- Предложенный отрывок -
Ответить на вопрос о том, лучше или хуже стали жить люди в Китае в XVIII в., в определенной степени можно, сравнив изменения цен на рис с изменениями в уровне оплаты труда. Для денежных расчетов в Китае использовались серебряные слитки и медная монета. Курс «серебро-медь» также менялся, поэтому проще всего будет рассмотреть, как изменялись цены на зерно в медной монете. В среднем за период с 10-х по 90-е годы цены на зерно удвоились. При этом динамика роста цен в разных регионах различалась весьма существенно. Что касается уровня оплаты труда, то тут ситуацию в масштабе всей страны проследить довольно сложно. На сегодняшний день в распоряжении исследователей есть только фрагментарные сведения по данному вопросу. В целом ситуация в Китае тогда, видимо, складывалась довольно сложная: в городах рост цен мог обгонять рост оплаты труда, однако рост доходов власть имущих значительно обгонял рост цен. В деревне рост цен был скорее выгоден для крестьянина в том случае, если у него было достаточно земли, чтобы продавать излишки произведенного; если же крестьянин имел небольшой надел и должен был совмещать выращивание зерновых с разведением технических культур или с занятием ремеслом, то он оказывался в более сложном положении, так как был вынужден покупать часть продуктов на рынке.

- Исходные строки -
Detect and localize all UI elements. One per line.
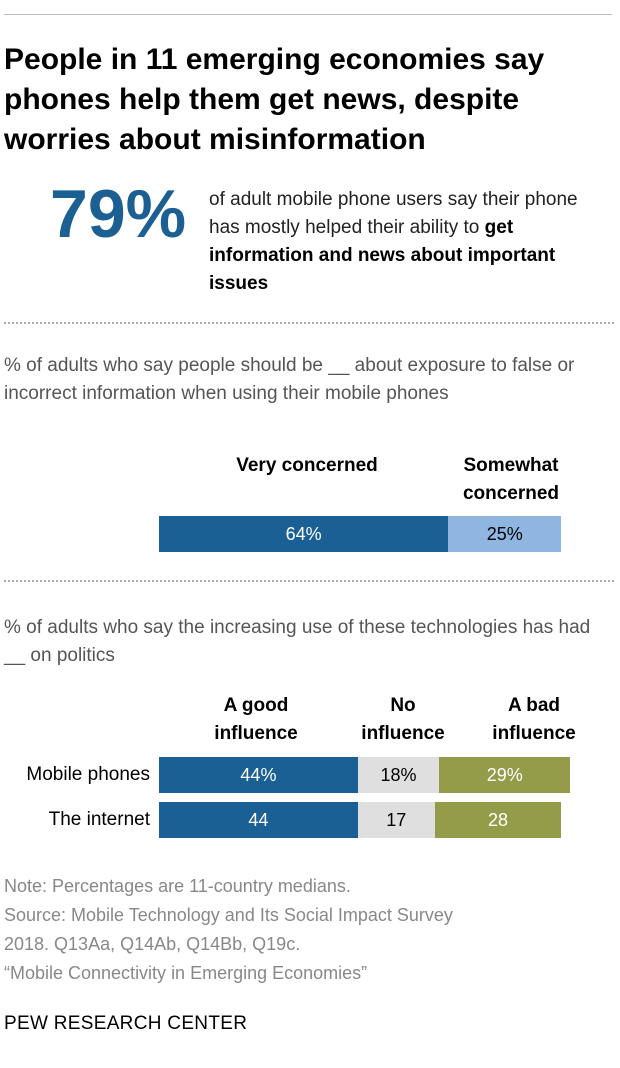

==

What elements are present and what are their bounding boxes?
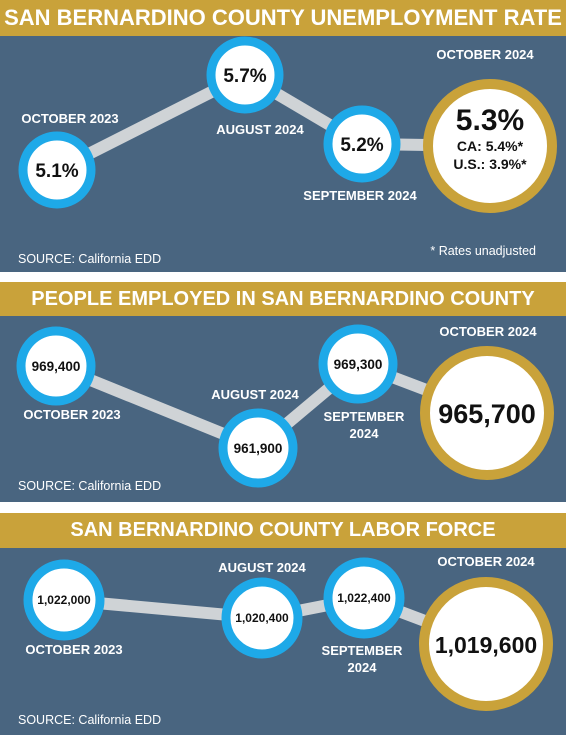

- Задания -
(a) Верны ли по отрывку утверждения (i) за период с 10-х по 90-е годы цены на зерно в среднем удвоились; (ii) в разных регионах цены росли примерно одинаково; (iii) у исследователей есть полные сведения об оплате труда по всей стране? Для каждого ответьте «да» или «нет» и приведите решающие слова отрывка дословно.
(b) Что, согласно отрывку, использовалось в Китае для денежных расчетов?
Эти строки не имеют отношения к отрывку.

- Ответы -
(a)
(i) Да: «В среднем за период с 10-х по 90-е годы цены на зерно удвоились».
(ii) Нет: «динамика роста цен в разных регионах различалась весьма существенно».
(iii) Нет: «в распоряжении исследователей есть только фрагментарные сведения по данному вопросу».

(b) Серебряные слитки и медная монета.